Actions to take:
1. List every cited work (authors and year) that appears in the extract on unsupervised change detection.
2. Pick up the extract on unsupervised change detection right after its final sentence and keep writing in the same vein.

A different unsupervised perspective performs the change detection on image combination or transformation. In Deng et al. (2008), the Principal Component Analysis (PCA) is used to extract the difference between two images suppressing correlated information and highlighting variance in multi-temporal data. The change is identified in the second component, while the first component is assumed to be the sum of the common information. In Gao et al. (2016), PCA is used as a convolutional filter to determine the representative neighbourhood features from each pixel and generate change matrices with less noise spots. Gabor wavelets and fuzzy c-means are utilized to select interested bi-temporal pixels that have a high probability of being changed or unchanged. Then, new image patches centred at interested pixels are generated and a PCANet model—a deep learning network with its convolution filter banks chosen from PCA filters—is trained using these patches. Finally, pixels of bi-temporal images are classified by the trained PCANet model.

In Appice et al. (2019), an autoencoder architecture is trained on the pixelwise difference computed between the spectral data of two images. By assuming that the spectral differences compressed at the bottom encoder layer preserve the hidden information to separate changed pixels from the unchanged background, encoded differences are coupled to distance information and processed through clustering to separate changed pixels from the unchanged background. The data compression ability of the encoder layer of an autoencoder is also investigated in Kalinicheva et al. (2018). Each image is encoded to an equal-sized compressed feature representation and the output of the subtraction operation between the encoded images is analysed for the change detection. In Kalinicheva et al. (2019), a convolution autoencoder is trained on the patches of a time series of images. The reconstruction error of each patch is analysed to discriminate changed pixels from the background.

Extracted material:
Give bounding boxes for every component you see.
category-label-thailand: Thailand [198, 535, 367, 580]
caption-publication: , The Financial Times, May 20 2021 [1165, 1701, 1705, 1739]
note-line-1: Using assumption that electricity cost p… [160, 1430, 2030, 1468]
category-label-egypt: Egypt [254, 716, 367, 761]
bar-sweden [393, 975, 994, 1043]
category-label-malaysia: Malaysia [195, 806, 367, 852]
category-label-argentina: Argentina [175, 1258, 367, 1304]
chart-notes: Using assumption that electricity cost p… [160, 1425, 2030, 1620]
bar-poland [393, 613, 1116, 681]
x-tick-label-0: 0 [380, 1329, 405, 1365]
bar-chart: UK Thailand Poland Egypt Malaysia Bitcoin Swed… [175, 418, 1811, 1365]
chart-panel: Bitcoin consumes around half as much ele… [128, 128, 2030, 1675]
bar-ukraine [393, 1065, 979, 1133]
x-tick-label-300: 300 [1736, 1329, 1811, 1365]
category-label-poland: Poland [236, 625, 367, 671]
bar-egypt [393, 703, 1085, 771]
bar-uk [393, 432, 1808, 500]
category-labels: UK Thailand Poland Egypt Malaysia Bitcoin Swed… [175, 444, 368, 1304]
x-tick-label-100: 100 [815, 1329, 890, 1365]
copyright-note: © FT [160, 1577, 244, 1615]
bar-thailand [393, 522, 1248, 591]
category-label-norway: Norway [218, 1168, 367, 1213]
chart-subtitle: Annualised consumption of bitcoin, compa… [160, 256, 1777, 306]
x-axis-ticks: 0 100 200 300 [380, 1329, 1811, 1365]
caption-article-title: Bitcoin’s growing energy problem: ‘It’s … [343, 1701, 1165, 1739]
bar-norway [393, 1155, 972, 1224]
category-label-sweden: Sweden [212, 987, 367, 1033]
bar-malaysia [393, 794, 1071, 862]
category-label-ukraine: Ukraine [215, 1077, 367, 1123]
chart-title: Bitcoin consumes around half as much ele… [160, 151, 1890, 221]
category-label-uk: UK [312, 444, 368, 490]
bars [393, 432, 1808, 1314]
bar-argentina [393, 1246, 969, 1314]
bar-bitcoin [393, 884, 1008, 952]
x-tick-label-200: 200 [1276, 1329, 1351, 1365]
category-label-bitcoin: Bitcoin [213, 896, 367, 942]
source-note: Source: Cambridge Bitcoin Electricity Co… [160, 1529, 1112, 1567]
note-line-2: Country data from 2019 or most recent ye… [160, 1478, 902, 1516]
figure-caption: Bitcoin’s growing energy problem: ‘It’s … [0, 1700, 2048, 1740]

Responses:
1.
Deng et al. (2008)
Gao et al. (2016)
Appice et al. (2019)
Kalinicheva et al. (2018)
Kalinicheva et al. (2019)

2.
Supervised CD methods (Khanday, 2016) are based on the availability of ground change information (often acquired by human intervention) and use a classification framework, in which the ground truth is used to learn a classifier. The spectral, spatial or proper combination of this information is used to build a measure able to detect the change and aid in the classifier decision. ANN (Clifton, 2003; Helmy and El-Taweel, 2010) and Expectation Maximization (EM) (Ming et al., 2014) algorithms fall in this category. Although both ANN and EM are based on different concepts (basically, the former is based on nonlinear regression, the latter on a maximum likelihood with unknown parameters), they provide a binary decision like the classifiers. In Seydi and Hasanlou (2017), a supervised method is illustrated. It acquires a sample of change labels on a scene, in order to determine the optimal threshold for determining the remaining labels with a distance-based change detection approach. In Wu et al. (2017), changes are identified by using a trained classifier to directly classify data from multiple periods (i.e., multi-date classification or direct classification) and comparing multiple classification maps (i.e. post-classification comparison). In Planinšič and Gleich (2018), a logistic regression layer is trained to perform supervised fine-tuning and classification on the autoencoder denoised representation of image time series feature extracted within tunable Q discrete wavelet transform. Finally, the transfer learning-based structure has been recently investigated to alleviate the lack of training samples and optimize the training process in a semi-supervised scenario. Transfer learning uses training in one domain to enable better results in another domain and, specifically, the lower to mid-level features learned in the original domain can be transferred as useful features in the new domain performing a fine-tuning according to a few labelled samples (Kerner et al., 2019; Larabi et al., 2019)

3 Preliminary concepts

A MS/HS sensor records reflected light in tens (MS)/hundreds (HS) of narrow frequencies covering the visible, near-infrared and shortwave infrared bands of a wavelength λ (also called spectrum). The spectrum is an M-dimensional feature vector (spectral feature vector), so that λ is spanned on M numeric spectral features (bands) λ1,λ2,…, and λM.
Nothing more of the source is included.